------ RECORDS PROVIDED
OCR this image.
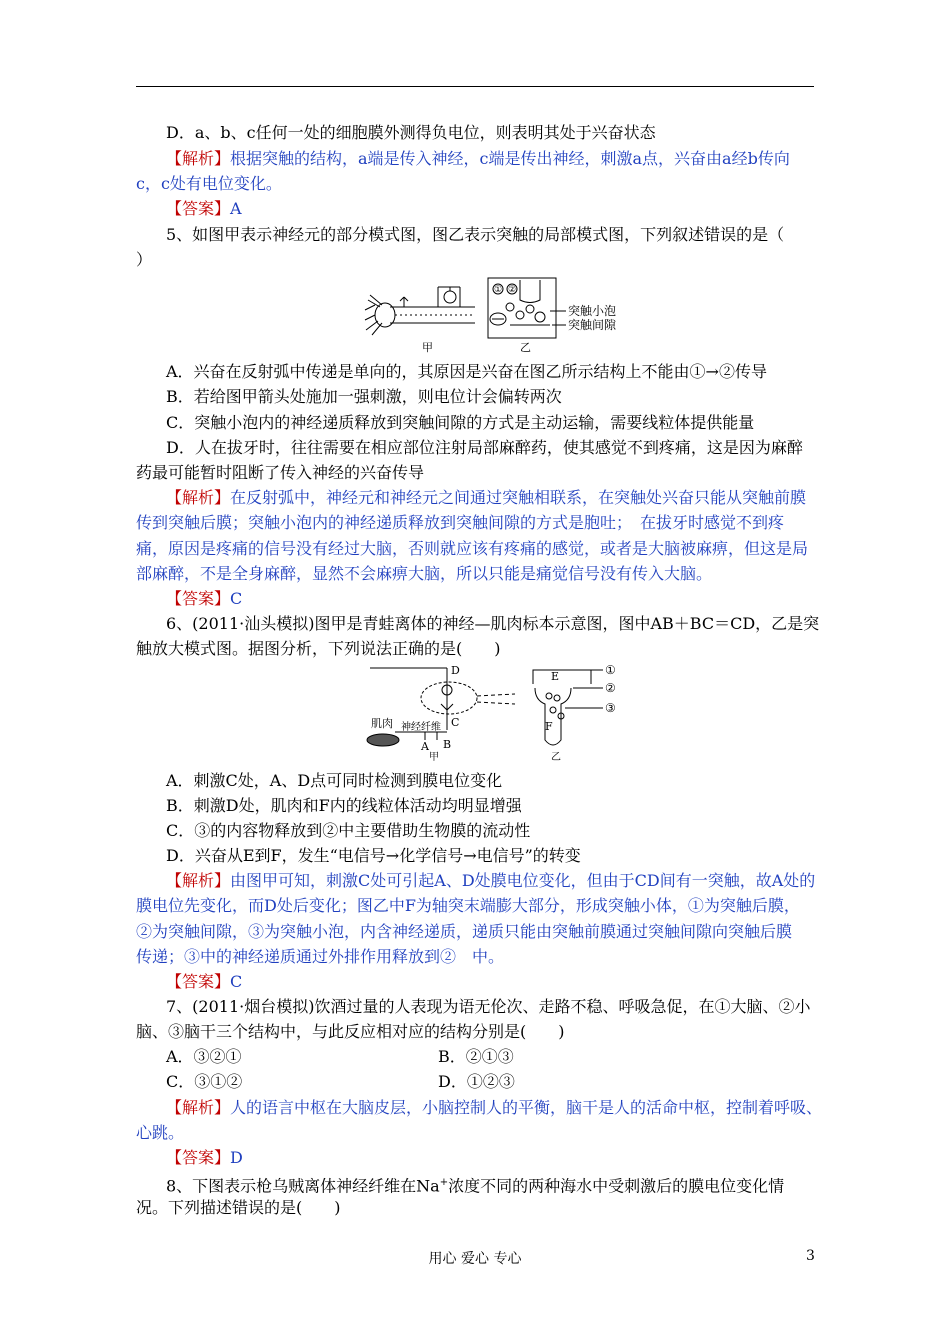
D．a、b、c任何一处的细胞膜外测得负电位，则表明其处于兴奋状态
【解析】根据突触的结构，a端是传入神经，c端是传出神经，刺激a点，兴奋由a经b传向
c，c处有电位变化。
【答案】A
5、如图甲表示神经元的部分模式图，图乙表示突触的局部模式图，下列叙述错误的是（
）
① ②
突触小泡
突触间隙
甲	乙
A．兴奋在反射弧中传递是单向的，其原因是兴奋在图乙所示结构上不能由①→②传导
B．若给图甲箭头处施加一强刺激，则电位计会偏转两次
C．突触小泡内的神经递质释放到突触间隙的方式是主动运输，需要线粒体提供能量
D．人在拔牙时，往往需要在相应部位注射局部麻醉药，使其感觉不到疼痛，这是因为麻醉
药最可能暂时阻断了传入神经的兴奋传导
【解析】在反射弧中，神经元和神经元之间通过突触相联系，在突触处兴奋只能从突触前膜
传到突触后膜；突触小泡内的神经递质释放到突触间隙的方式是胞吐；　在拔牙时感觉不到疼
痛，原因是疼痛的信号没有经过大脑，否则就应该有疼痛的感觉，或者是大脑被麻痹，但这是局
部麻醉，不是全身麻醉，显然不会麻痹大脑，所以只能是痛觉信号没有传入大脑。
【答案】C
6、(2011·汕头模拟)图甲是青蛙离体的神经—肌肉标本示意图，图中AB＋BC＝CD，乙是突
触放大模式图。据图分析，下列说法正确的是(　　)
肌肉 神经纤维
D
C
A B
甲
E
F
乙
①
②
③
A．刺激C处，A、D点可同时检测到膜电位变化
B．刺激D处，肌肉和F内的线粒体活动均明显增强
C．③的内容物释放到②中主要借助生物膜的流动性
D．兴奋从E到F，发生“电信号→化学信号→电信号”的转变
【解析】由图甲可知，刺激C处可引起A、D处膜电位变化，但由于CD间有一突触，故A处的
膜电位先变化，而D处后变化；图乙中F为轴突末端膨大部分，形成突触小体，①为突触后膜，
②为突触间隙，③为突触小泡，内含神经递质，递质只能由突触前膜通过突触间隙向突触后膜
传递；③中的神经递质通过外排作用释放到②　中。
【答案】C
7、(2011·烟台模拟)饮酒过量的人表现为语无伦次、走路不稳、呼吸急促，在①大脑、②小
脑、③脑干三个结构中，与此反应相对应的结构分别是(　　)
A．③②①	B．②①③
C．③①②	D．①②③
【解析】人的语言中枢在大脑皮层，小脑控制人的平衡，脑干是人的活命中枢，控制着呼吸、
心跳。
【答案】D
8、下图表示枪乌贼离体神经纤维在Na+浓度不同的两种海水中受刺激后的膜电位变化情
况。下列描述错误的是(　　)
用心 爱心 专心	3
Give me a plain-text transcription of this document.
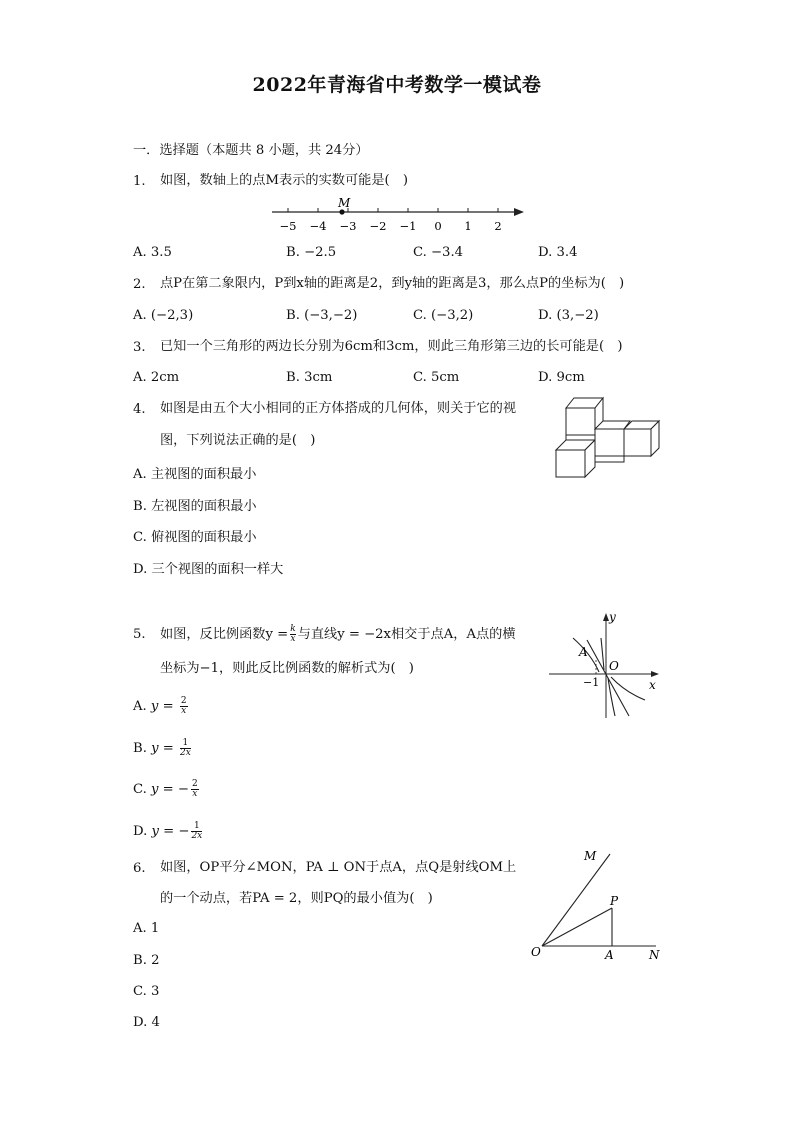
2022年青海省中考数学一模试卷
一．选择题（本题共 8 小题，共 24分）
1. 如图，数轴上的点M表示的实数可能是(　)
−5 −4 −3 −2 −1 0 1 2
M
A. 3.5	B. −2.5	C. −3.4	D. 3.4
2. 点P在第二象限内，P到x轴的距离是2，到y轴的距离是3，那么点P的坐标为(　)
A. (−2,3)	B. (−3,−2)	C. (−3,2)	D. (3,−2)
3. 已知一个三角形的两边长分别为6cm和3cm，则此三角形第三边的长可能是(　)
A. 2cm	B. 3cm	C. 5cm	D. 9cm
4. 如图是由五个大小相同的正方体搭成的几何体，则关于它的视
图，下列说法正确的是(　)
A. 主视图的面积最小
B. 左视图的面积最小
C. 俯视图的面积最小
D. 三个视图的面积一样大
5. 如图，反比例函数$y = \frac{k}{x}$ 与直线y = −2x相交于点A，A点的横
坐标为−1，则此反比例函数的解析式为(　)
y
x
O
A
−1
A. $y = \frac{2}{x}$
B. $y = \frac{1}{2x}$
C. y = − $\frac{2}{x}$
D. y = − $\frac{1}{2x}$
6. 如图，OP平分∠MON，PA ⊥ ON于点A，点Q是射线OM上
的一个动点，若PA = 2，则PQ的最小值为(　)
M
P
O	A	N
A. 1
B. 2
C. 3
D. 4
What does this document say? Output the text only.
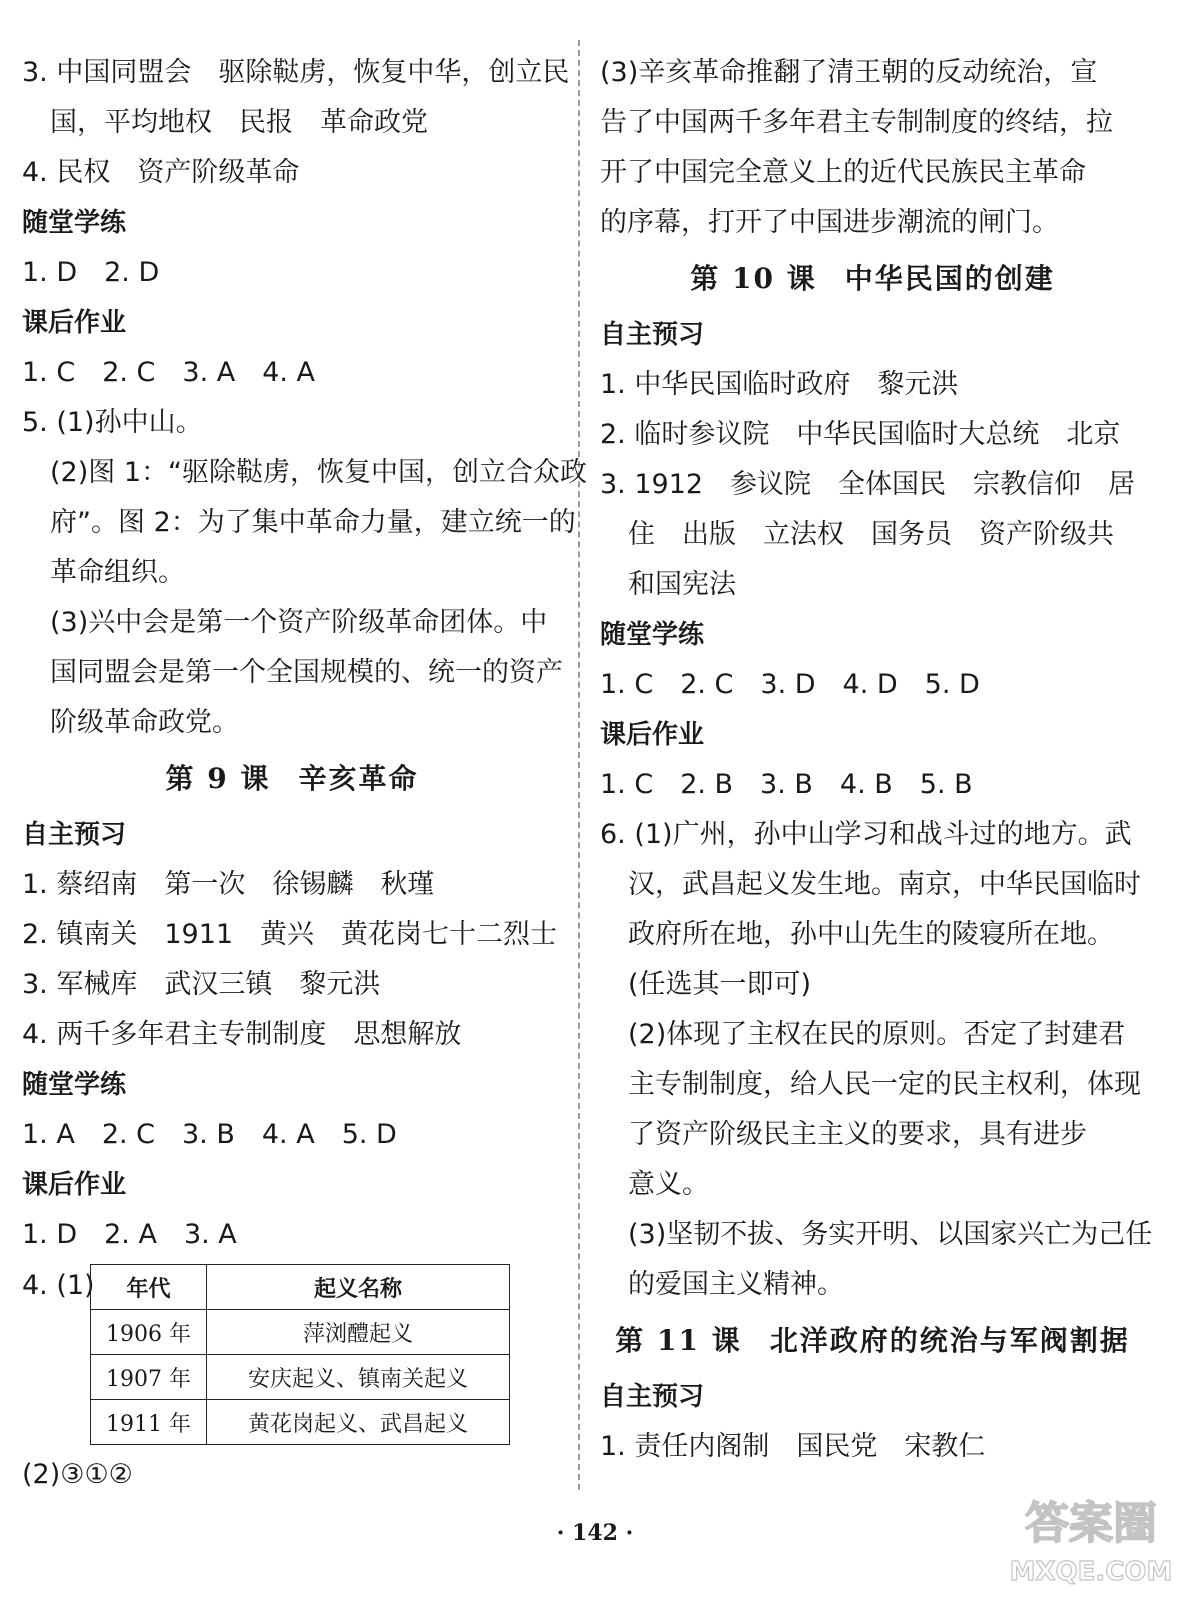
3. 中国同盟会　驱除鞑虏，恢复中华，创立民
国，平均地权　民报　革命政党
4. 民权　资产阶级革命
随堂学练
1. D　2. D
课后作业
1. C　2. C　3. A　4. A
5. (1)孙中山。
(2)图 1：“驱除鞑虏，恢复中国，创立合众政
府”。图 2：为了集中革命力量，建立统一的
革命组织。
(3)兴中会是第一个资产阶级革命团体。中
国同盟会是第一个全国规模的、统一的资产
阶级革命政党。
第 9 课 辛亥革命
自主预习
1. 蔡绍南　第一次　徐锡麟　秋瑾
2. 镇南关　1911　黄兴　黄花岗七十二烈士
3. 军械库　武汉三镇　黎元洪
4. 两千多年君主专制制度　思想解放
随堂学练
1. A　2. C　3. B　4. A　5. D
课后作业
1. D　2. A　3. A
4. (1) 年代	起义名称
1906 年	萍浏醴起义
1907 年	安庆起义、镇南关起义
1911 年	黄花岗起义、武昌起义
(2)③①②
(3)辛亥革命推翻了清王朝的反动统治，宣
告了中国两千多年君主专制制度的终结，拉
开了中国完全意义上的近代民族民主革命
的序幕，打开了中国进步潮流的闸门。
第 10 课 中华民国的创建
自主预习
1. 中华民国临时政府　黎元洪
2. 临时参议院　中华民国临时大总统　北京
3. 1912　参议院　全体国民　宗教信仰　居
住　出版　立法权　国务员　资产阶级共
和国宪法
随堂学练
1. C　2. C　3. D　4. D　5. D
课后作业
1. C　2. B　3. B　4. B　5. B
6. (1)广州，孙中山学习和战斗过的地方。武
汉，武昌起义发生地。南京，中华民国临时
政府所在地，孙中山先生的陵寝所在地。
(任选其一即可)
(2)体现了主权在民的原则。否定了封建君
主专制制度，给人民一定的民主权利，体现
了资产阶级民主主义的要求，具有进步
意义。
(3)坚韧不拔、务实开明、以国家兴亡为己任
的爱国主义精神。
第 11 课 北洋政府的统治与军阀割据
自主预习
1. 责任内阁制　国民党　宋教仁
· 142 ·	答案圈
MXQE.COM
------------
**EXERCISE BRIEF:**
Every line from the one containing "What does this" through the last line of the data is to be retyped exactly, with nothing added and no pictures included.

**EXERCISE RESULT:**
What does this document say? Output the text only.
3. 中国同盟会　驱除鞑虏，恢复中华，创立民
国，平均地权　民报　革命政党
4. 民权　资产阶级革命
随堂学练
1. D　2. D
课后作业
1. C　2. C　3. A　4. A
5. (1)孙中山。
(2)图 1：“驱除鞑虏，恢复中国，创立合众政
府”。图 2：为了集中革命力量，建立统一的
革命组织。
(3)兴中会是第一个资产阶级革命团体。中
国同盟会是第一个全国规模的、统一的资产
阶级革命政党。
第 9 课 辛亥革命
自主预习
1. 蔡绍南　第一次　徐锡麟　秋瑾
2. 镇南关　1911　黄兴　黄花岗七十二烈士
3. 军械库　武汉三镇　黎元洪
4. 两千多年君主专制制度　思想解放
随堂学练
1. A　2. C　3. B　4. A　5. D
课后作业
1. D　2. A　3. A
4. (1) 年代	起义名称
1906 年	萍浏醴起义
1907 年	安庆起义、镇南关起义
1911 年	黄花岗起义、武昌起义
(2)③①②
(3)辛亥革命推翻了清王朝的反动统治，宣
告了中国两千多年君主专制制度的终结，拉
开了中国完全意义上的近代民族民主革命
的序幕，打开了中国进步潮流的闸门。
第 10 课 中华民国的创建
自主预习
1. 中华民国临时政府　黎元洪
2. 临时参议院　中华民国临时大总统　北京
3. 1912　参议院　全体国民　宗教信仰　居
住　出版　立法权　国务员　资产阶级共
和国宪法
随堂学练
1. C　2. C　3. D　4. D　5. D
课后作业
1. C　2. B　3. B　4. B　5. B
6. (1)广州，孙中山学习和战斗过的地方。武
汉，武昌起义发生地。南京，中华民国临时
政府所在地，孙中山先生的陵寝所在地。
(任选其一即可)
(2)体现了主权在民的原则。否定了封建君
主专制制度，给人民一定的民主权利，体现
了资产阶级民主主义的要求，具有进步
意义。
(3)坚韧不拔、务实开明、以国家兴亡为己任
的爱国主义精神。
第 11 课 北洋政府的统治与军阀割据
自主预习
1. 责任内阁制　国民党　宋教仁
· 142 ·	答案圈
MXQE.COM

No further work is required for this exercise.